### Set task
Identify every line of the rows that contains the string "الله" and copy each such line in full. Case counts.

Records from a data collection:
=-=-=-=-=

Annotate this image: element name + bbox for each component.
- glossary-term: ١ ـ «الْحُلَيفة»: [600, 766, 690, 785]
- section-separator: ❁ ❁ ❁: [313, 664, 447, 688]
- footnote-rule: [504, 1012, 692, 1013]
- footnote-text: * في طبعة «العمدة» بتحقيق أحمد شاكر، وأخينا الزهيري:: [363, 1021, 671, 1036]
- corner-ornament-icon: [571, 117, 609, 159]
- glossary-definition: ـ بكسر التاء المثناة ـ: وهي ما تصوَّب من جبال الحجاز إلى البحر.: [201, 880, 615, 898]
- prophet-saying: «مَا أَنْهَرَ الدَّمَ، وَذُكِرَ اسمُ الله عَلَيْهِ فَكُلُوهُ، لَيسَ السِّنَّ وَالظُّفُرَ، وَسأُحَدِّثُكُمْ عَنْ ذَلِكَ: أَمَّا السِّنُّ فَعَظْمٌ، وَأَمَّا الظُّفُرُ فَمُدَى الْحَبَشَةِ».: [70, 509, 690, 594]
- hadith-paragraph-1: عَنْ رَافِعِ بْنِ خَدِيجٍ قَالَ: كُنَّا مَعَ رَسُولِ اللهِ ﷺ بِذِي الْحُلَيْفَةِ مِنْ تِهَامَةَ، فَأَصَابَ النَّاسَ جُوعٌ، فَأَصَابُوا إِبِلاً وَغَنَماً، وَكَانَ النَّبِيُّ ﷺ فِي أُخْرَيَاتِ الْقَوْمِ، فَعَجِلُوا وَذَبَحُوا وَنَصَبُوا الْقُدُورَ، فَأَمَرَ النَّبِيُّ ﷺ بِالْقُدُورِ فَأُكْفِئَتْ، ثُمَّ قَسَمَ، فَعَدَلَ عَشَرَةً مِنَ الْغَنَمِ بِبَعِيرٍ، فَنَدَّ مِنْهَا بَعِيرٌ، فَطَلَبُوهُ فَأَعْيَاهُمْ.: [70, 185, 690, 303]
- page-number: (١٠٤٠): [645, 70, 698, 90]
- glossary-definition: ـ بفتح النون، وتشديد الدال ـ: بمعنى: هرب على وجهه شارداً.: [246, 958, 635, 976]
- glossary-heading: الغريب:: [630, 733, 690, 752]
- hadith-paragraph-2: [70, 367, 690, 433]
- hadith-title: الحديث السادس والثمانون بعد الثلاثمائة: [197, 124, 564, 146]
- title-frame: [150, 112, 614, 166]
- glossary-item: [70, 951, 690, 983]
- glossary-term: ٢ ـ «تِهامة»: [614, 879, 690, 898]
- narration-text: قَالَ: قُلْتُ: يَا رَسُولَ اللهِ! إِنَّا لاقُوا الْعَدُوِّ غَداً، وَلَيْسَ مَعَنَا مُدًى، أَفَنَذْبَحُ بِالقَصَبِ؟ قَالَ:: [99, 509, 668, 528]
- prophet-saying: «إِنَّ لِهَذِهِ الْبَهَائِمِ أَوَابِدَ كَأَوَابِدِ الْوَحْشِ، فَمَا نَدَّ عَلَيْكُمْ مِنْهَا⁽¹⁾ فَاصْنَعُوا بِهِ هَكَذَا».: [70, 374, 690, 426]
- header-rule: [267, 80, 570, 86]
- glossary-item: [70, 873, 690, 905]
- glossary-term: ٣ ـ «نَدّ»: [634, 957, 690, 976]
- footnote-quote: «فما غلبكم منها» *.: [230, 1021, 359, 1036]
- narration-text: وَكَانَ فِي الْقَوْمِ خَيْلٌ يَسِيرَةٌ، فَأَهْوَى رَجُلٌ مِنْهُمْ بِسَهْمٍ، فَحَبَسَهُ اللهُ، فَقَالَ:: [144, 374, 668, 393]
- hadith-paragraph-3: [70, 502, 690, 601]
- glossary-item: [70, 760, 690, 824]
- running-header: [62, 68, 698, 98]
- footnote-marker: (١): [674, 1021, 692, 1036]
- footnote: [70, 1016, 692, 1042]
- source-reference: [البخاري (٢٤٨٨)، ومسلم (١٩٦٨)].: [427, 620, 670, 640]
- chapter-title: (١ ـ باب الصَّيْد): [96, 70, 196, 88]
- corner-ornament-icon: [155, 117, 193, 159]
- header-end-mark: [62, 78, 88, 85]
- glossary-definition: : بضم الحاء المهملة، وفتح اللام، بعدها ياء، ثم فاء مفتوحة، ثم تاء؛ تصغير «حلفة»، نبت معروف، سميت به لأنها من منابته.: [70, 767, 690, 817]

=-=-=-=-=

### The completed task
- prophet-saying: «مَا أَنْهَرَ الدَّمَ، وَذُكِرَ اسمُ الله عَلَيْهِ فَكُلُوهُ، لَيسَ السِّنَّ وَالظُّفُرَ، وَسأُحَدِّثُكُمْ عَنْ ذَلِكَ: أَمَّا السِّنُّ فَعَظْمٌ، وَأَمَّا الظُّفُرُ فَمُدَى الْحَبَشَةِ».: [70, 509, 690, 594]
- hadith-paragraph-1: عَنْ رَافِعِ بْنِ خَدِيجٍ قَالَ: كُنَّا مَعَ رَسُولِ اللهِ ﷺ بِذِي الْحُلَيْفَةِ مِنْ تِهَامَةَ، فَأَصَابَ النَّاسَ جُوعٌ، فَأَصَابُوا إِبِلاً وَغَنَماً، وَكَانَ النَّبِيُّ ﷺ فِي أُخْرَيَاتِ الْقَوْمِ، فَعَجِلُوا وَذَبَحُوا وَنَصَبُوا الْقُدُورَ، فَأَمَرَ النَّبِيُّ ﷺ بِالْقُدُورِ فَأُكْفِئَتْ، ثُمَّ قَسَمَ، فَعَدَلَ عَشَرَةً مِنَ الْغَنَمِ بِبَعِيرٍ، فَنَدَّ مِنْهَا بَعِيرٌ، فَطَلَبُوهُ فَأَعْيَاهُمْ.: [70, 185, 690, 303]
- narration-text: قَالَ: قُلْتُ: يَا رَسُولَ اللهِ! إِنَّا لاقُوا الْعَدُوِّ غَداً، وَلَيْسَ مَعَنَا مُدًى، أَفَنَذْبَحُ بِالقَصَبِ؟ قَالَ:: [99, 509, 668, 528]
- narration-text: وَكَانَ فِي الْقَوْمِ خَيْلٌ يَسِيرَةٌ، فَأَهْوَى رَجُلٌ مِنْهُمْ بِسَهْمٍ، فَحَبَسَهُ اللهُ، فَقَالَ:: [144, 374, 668, 393]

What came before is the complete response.